— Start of Dataset rows —

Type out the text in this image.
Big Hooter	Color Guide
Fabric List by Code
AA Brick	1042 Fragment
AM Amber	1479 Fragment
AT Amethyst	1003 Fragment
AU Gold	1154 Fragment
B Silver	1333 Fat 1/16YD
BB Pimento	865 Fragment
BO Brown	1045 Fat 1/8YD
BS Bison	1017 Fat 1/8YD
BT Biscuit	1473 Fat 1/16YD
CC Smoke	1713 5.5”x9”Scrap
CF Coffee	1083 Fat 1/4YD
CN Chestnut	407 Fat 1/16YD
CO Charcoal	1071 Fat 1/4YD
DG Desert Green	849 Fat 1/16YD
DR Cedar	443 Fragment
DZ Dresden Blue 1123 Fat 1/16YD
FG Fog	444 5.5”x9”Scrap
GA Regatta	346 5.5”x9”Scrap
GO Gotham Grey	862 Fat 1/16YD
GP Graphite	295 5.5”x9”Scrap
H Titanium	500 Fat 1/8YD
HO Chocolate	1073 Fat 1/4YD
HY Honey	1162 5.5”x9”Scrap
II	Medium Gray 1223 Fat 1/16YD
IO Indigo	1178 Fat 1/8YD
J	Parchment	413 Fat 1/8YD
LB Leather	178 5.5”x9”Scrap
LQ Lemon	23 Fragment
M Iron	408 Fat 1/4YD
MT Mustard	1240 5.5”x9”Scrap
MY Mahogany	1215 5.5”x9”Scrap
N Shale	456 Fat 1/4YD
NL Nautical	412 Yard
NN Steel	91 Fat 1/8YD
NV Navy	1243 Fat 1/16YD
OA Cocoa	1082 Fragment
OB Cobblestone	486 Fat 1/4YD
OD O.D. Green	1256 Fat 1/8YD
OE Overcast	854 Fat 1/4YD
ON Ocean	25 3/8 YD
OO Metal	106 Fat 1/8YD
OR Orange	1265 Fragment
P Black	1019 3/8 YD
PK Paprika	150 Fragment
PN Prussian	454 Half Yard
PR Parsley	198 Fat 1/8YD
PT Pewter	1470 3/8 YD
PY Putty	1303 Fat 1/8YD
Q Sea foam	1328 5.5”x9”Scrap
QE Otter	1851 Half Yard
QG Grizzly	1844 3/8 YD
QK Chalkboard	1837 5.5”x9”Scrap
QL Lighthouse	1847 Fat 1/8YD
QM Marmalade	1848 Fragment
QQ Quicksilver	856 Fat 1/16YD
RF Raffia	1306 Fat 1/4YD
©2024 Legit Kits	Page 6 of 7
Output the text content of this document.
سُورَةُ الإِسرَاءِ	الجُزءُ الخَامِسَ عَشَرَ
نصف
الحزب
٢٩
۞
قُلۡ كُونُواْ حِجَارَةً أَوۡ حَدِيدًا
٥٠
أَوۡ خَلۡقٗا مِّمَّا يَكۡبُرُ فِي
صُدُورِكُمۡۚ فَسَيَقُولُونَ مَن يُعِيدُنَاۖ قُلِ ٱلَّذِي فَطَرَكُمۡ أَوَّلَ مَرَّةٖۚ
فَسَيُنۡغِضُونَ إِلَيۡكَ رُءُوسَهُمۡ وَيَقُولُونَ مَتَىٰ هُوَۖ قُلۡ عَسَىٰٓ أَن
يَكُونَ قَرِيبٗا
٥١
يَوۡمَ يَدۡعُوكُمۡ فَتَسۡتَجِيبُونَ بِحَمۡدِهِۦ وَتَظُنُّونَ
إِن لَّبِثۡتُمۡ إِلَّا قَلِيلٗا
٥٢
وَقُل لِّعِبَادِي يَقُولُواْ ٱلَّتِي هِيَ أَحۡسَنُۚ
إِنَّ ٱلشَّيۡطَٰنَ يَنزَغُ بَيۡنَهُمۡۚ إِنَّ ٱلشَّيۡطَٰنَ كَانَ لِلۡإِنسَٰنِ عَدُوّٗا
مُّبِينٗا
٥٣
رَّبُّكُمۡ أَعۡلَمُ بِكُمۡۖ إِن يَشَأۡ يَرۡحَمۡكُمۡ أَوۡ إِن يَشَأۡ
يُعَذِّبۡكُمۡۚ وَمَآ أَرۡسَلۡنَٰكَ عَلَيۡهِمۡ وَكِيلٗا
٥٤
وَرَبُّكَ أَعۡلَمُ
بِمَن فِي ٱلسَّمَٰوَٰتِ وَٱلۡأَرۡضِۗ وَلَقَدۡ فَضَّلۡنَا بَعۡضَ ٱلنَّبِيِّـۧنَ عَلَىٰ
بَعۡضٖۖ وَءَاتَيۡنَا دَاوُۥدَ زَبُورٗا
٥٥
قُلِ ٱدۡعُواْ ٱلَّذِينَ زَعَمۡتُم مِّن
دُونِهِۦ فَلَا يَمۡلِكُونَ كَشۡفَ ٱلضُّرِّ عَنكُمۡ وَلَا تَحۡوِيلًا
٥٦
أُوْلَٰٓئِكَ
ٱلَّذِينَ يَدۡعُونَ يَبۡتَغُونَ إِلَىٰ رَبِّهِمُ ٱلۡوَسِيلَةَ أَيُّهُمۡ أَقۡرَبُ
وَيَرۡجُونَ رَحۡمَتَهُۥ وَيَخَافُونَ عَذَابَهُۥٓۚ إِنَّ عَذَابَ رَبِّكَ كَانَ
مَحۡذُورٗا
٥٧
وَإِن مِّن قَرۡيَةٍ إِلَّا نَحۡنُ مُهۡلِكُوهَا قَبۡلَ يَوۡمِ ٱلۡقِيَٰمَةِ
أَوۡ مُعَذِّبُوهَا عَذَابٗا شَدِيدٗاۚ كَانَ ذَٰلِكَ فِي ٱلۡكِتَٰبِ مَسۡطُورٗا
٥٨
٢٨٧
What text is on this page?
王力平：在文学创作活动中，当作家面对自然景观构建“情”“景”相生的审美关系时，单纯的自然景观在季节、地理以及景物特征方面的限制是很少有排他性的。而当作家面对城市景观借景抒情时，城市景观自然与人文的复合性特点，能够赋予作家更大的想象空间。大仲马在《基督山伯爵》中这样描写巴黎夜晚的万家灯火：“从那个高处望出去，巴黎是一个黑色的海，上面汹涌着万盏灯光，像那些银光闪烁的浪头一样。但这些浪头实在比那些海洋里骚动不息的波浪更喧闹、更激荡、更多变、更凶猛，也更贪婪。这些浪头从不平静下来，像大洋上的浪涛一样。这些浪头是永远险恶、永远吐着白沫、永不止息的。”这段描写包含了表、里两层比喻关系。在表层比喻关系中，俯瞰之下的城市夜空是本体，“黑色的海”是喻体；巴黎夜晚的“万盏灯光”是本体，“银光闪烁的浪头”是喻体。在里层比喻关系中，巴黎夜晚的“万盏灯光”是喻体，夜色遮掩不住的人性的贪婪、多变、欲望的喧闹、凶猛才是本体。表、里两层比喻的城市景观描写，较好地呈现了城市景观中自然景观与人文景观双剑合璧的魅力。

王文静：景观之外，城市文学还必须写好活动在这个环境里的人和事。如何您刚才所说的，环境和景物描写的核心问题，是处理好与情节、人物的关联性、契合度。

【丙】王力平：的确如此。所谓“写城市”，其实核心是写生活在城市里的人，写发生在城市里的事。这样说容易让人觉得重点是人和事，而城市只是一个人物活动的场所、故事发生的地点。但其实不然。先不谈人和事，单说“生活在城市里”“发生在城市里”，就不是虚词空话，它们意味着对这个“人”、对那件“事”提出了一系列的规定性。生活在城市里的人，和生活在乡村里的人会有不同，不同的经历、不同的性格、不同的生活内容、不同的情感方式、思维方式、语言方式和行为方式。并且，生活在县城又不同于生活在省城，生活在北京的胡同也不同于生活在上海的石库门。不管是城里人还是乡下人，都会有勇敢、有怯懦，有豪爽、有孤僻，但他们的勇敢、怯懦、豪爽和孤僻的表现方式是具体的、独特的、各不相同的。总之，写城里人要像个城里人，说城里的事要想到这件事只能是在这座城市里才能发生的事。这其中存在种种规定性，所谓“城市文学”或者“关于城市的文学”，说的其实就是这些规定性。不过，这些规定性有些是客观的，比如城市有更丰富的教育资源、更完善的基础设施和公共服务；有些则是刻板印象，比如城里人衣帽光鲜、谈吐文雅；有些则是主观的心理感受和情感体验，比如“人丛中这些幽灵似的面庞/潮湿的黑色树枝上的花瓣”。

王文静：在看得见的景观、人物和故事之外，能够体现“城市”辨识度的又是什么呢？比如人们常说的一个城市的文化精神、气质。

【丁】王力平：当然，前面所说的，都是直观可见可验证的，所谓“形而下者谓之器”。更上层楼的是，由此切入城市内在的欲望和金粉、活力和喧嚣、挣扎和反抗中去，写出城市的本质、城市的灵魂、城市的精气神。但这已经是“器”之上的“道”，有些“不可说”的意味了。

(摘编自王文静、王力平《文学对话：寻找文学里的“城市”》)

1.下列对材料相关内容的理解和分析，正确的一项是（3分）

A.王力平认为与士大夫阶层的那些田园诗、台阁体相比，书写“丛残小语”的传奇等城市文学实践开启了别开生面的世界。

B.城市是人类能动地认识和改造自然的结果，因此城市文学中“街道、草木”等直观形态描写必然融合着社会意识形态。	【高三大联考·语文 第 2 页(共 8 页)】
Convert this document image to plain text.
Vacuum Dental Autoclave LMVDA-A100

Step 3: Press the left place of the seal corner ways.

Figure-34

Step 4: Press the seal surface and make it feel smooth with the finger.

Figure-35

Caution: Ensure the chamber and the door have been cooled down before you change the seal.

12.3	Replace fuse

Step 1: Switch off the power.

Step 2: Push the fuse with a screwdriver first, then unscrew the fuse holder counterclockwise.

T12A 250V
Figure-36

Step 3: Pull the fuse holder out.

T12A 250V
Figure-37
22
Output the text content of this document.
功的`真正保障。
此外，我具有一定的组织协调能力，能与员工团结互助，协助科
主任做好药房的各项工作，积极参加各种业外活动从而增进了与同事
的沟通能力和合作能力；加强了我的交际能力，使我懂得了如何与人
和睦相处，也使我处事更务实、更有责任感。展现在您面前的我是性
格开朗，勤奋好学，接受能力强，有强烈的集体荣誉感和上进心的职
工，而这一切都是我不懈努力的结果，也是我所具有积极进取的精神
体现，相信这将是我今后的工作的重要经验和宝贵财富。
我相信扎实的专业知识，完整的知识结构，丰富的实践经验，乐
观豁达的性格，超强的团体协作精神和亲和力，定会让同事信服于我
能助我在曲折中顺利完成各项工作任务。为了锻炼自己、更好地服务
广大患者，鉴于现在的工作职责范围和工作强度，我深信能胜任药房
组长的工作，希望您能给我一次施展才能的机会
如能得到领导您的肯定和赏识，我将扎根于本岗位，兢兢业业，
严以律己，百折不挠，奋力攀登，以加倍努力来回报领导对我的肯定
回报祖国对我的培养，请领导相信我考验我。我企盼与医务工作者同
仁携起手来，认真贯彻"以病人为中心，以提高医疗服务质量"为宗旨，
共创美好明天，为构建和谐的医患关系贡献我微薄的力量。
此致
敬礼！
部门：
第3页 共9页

— End of Dataset rows —

**What you should do**
Show each line of the listing that holds the string "Green".

**Correct result**
DG Desert Green	849 Fat 1/16YD
OD O.D. Green	1256 Fat 1/8YD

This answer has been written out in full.